■ **AIM OF THE EXERCISE**
Scan the data below for the string "Governo". Copy every line where it appears.

** Start EXERCISE MATERIALS **

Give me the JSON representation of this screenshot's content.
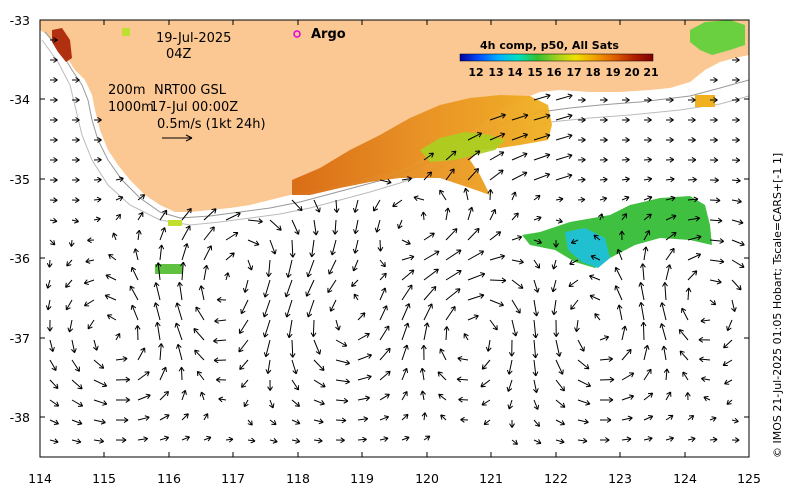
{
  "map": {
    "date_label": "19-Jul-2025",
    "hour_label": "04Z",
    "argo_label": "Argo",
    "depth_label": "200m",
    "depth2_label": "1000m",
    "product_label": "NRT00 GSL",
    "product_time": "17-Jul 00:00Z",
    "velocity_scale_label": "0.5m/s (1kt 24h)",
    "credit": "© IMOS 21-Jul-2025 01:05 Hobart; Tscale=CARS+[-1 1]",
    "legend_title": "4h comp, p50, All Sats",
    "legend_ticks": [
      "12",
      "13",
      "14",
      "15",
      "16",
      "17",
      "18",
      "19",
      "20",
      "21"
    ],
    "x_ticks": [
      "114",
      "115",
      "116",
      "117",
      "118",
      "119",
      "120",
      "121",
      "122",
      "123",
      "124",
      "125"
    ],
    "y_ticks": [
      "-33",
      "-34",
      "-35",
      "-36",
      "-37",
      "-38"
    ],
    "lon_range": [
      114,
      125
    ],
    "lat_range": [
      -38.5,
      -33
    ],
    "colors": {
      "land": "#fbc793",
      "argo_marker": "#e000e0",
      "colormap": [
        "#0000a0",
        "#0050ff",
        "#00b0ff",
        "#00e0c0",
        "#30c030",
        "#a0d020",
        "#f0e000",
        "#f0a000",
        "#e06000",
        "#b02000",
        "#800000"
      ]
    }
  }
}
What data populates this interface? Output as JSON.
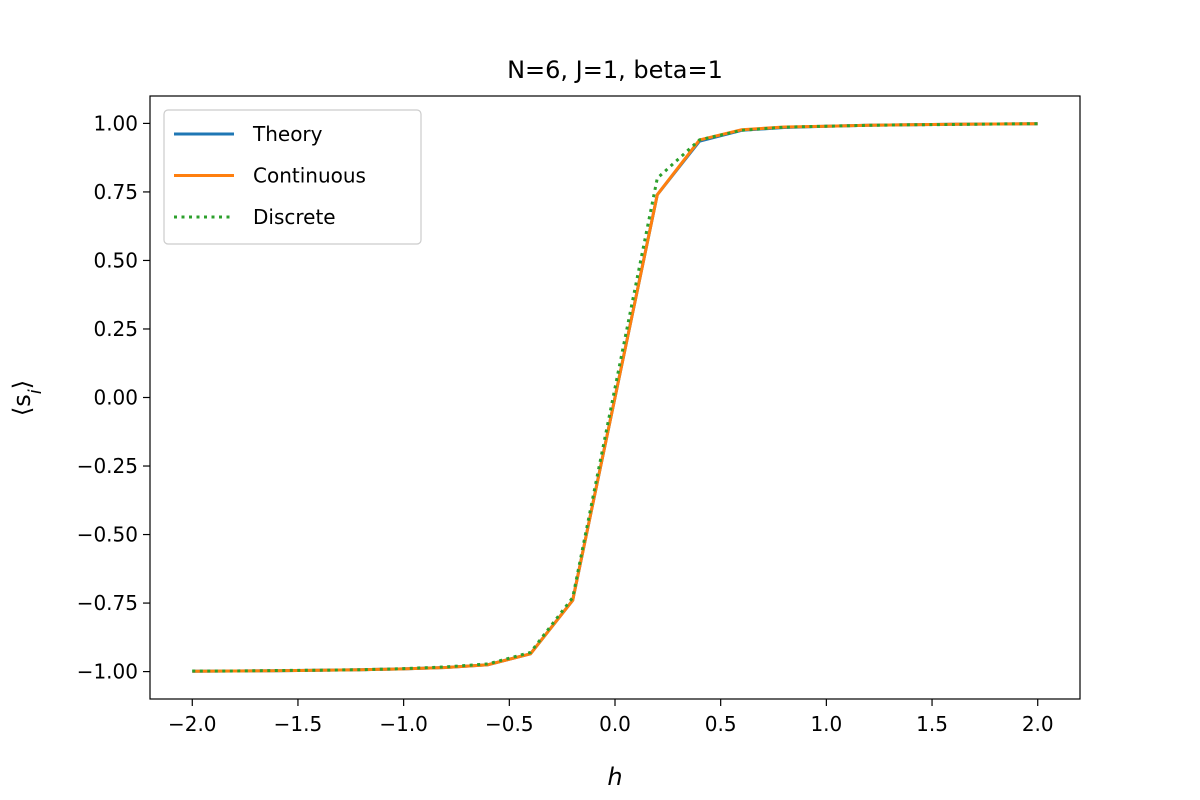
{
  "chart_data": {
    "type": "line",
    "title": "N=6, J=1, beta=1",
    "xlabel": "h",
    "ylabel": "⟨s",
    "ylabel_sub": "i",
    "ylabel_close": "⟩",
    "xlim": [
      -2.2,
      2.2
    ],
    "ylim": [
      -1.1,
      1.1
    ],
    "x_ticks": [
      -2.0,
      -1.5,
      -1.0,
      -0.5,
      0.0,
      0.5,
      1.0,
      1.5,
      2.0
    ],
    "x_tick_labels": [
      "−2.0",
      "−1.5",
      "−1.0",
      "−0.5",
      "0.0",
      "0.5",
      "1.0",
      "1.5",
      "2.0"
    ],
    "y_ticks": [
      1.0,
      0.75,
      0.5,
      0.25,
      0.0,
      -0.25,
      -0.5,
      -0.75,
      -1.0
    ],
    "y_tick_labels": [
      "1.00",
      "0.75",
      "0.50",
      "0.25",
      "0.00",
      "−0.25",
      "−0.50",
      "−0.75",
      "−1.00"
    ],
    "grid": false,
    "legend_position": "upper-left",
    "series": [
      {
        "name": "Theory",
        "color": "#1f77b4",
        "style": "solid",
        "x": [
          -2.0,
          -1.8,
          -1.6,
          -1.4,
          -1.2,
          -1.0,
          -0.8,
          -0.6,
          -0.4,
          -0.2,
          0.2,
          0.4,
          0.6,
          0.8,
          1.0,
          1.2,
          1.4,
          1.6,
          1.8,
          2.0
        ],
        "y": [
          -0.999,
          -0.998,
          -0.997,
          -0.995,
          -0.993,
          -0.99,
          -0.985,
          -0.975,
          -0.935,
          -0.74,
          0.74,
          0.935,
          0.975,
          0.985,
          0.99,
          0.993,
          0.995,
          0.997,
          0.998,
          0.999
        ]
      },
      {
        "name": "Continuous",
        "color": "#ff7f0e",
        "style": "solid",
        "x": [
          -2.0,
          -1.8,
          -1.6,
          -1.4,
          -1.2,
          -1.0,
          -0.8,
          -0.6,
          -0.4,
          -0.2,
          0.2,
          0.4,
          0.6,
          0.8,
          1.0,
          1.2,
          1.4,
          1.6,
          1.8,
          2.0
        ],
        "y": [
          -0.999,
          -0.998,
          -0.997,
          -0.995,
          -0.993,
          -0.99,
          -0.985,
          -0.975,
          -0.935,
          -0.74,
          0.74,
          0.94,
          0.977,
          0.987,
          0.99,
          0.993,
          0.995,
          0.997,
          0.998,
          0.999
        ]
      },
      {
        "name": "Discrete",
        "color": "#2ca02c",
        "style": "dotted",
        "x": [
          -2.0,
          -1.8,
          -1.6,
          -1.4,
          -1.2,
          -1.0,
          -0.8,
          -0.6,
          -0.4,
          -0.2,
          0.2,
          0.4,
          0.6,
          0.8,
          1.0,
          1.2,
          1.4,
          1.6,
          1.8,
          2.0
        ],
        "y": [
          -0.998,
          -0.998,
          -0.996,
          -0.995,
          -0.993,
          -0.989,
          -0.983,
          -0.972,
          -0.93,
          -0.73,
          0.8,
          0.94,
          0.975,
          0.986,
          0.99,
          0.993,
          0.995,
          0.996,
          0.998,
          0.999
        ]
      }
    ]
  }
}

** End EXERCISE MATERIALS **
** Start EXERCISE MATERIALS **

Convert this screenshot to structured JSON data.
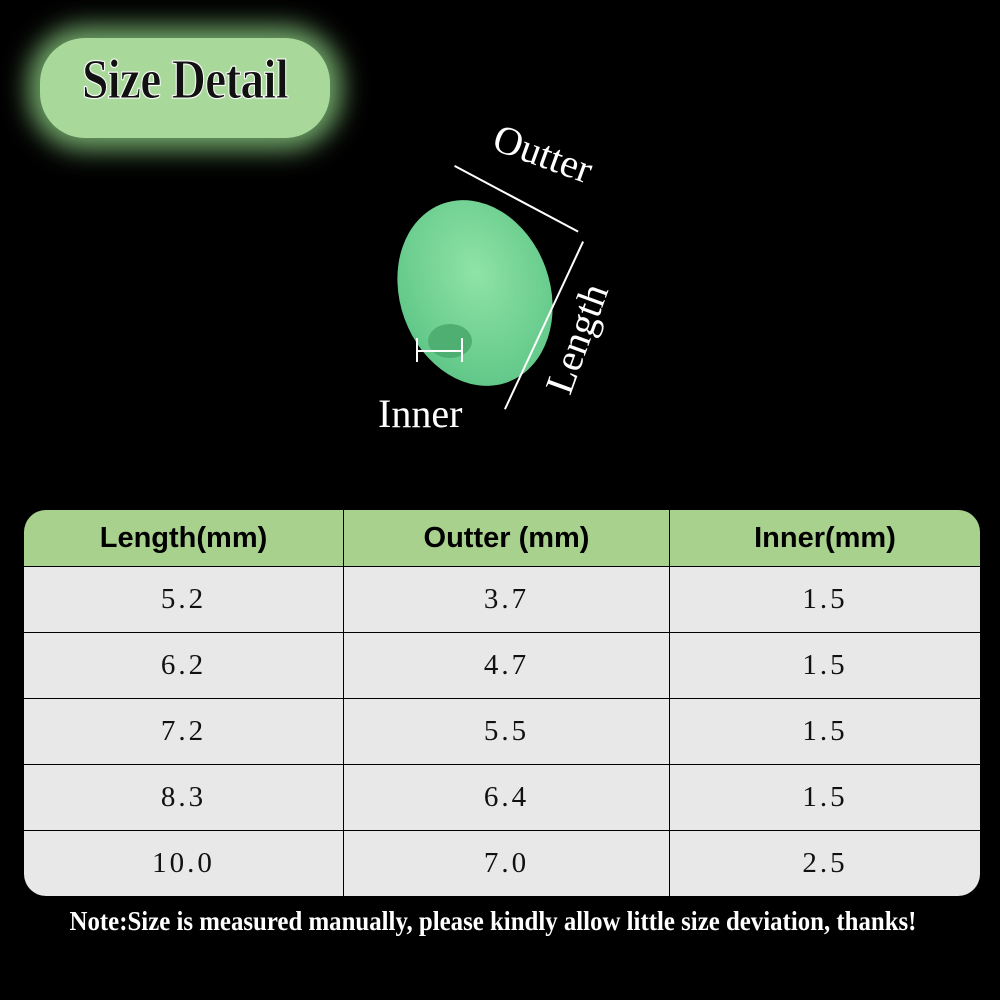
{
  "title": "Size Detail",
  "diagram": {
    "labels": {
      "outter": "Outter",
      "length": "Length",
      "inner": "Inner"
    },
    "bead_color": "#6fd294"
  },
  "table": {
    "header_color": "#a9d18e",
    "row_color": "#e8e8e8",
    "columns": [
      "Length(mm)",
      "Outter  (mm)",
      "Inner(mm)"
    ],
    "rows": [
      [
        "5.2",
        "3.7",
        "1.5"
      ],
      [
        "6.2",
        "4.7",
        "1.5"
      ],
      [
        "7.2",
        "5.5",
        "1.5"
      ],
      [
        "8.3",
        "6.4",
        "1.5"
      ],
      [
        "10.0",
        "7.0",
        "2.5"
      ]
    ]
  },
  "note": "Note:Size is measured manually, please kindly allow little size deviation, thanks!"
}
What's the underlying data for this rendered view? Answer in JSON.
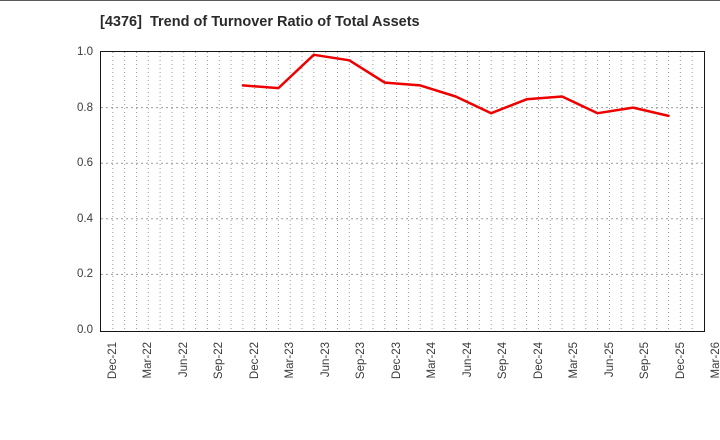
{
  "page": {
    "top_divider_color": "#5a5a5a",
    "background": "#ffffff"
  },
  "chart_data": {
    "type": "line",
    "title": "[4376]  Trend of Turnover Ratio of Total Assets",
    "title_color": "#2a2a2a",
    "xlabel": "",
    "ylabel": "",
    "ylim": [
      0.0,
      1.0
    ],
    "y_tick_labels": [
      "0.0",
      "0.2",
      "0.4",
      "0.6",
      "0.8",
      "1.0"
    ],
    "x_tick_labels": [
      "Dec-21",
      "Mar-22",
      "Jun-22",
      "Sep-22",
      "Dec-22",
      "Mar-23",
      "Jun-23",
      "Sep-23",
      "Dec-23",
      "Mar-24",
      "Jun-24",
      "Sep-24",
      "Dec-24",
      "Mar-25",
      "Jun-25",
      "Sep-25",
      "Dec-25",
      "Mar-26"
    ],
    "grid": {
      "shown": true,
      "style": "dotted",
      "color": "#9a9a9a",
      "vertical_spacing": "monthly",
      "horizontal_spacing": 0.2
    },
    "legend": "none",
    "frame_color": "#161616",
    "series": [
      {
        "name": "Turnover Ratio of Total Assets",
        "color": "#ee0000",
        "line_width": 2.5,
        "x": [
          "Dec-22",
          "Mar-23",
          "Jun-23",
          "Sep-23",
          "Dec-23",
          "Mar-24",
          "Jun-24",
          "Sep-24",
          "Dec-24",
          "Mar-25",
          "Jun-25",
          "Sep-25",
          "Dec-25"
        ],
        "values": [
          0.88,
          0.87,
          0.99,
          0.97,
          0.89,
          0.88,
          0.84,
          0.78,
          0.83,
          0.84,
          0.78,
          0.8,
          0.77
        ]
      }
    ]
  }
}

** End EXERCISE MATERIALS **
** Start EXERCISE MATERIALS **

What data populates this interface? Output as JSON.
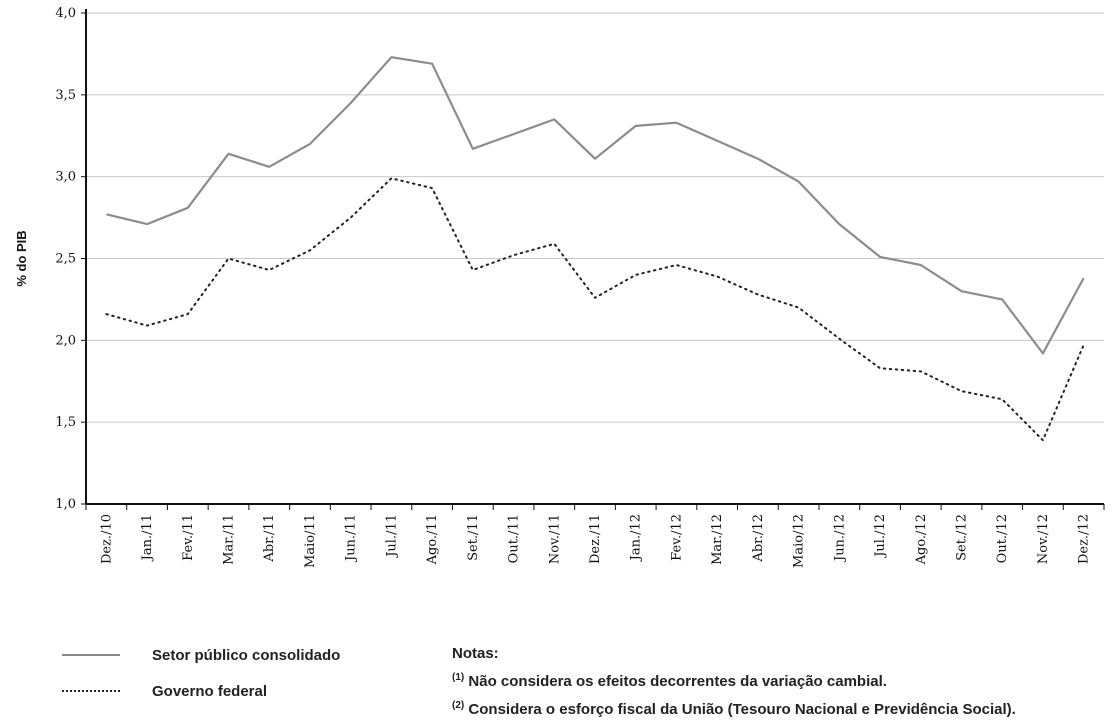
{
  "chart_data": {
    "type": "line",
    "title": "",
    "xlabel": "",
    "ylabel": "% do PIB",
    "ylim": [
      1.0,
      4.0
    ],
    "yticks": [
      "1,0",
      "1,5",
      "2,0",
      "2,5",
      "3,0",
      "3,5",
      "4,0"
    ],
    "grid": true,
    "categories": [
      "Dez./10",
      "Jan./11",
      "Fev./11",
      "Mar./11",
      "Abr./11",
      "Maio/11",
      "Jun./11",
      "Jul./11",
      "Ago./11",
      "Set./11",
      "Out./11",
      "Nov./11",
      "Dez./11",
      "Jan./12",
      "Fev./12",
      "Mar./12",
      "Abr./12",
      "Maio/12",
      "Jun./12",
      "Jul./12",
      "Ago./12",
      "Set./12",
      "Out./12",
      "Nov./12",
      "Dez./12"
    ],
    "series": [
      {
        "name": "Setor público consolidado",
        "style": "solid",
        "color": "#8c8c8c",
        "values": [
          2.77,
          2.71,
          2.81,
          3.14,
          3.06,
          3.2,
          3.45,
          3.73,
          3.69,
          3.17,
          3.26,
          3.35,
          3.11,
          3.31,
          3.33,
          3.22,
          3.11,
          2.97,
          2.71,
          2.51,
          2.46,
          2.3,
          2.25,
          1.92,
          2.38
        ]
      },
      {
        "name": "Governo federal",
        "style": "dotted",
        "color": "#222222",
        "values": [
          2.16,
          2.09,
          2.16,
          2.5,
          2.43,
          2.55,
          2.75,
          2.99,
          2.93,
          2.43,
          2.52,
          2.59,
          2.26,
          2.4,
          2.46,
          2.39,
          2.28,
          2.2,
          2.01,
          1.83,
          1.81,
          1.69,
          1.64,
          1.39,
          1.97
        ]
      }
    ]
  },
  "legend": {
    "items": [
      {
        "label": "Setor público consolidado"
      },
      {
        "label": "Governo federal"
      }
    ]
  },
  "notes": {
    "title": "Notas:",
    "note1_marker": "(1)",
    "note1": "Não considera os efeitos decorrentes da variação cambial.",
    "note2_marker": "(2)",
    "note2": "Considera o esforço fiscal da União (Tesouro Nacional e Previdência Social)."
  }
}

** End EXERCISE MATERIALS **

■ **RESULT OF THE TASK**
        "name": "Governo federal",
        "label": "Governo federal"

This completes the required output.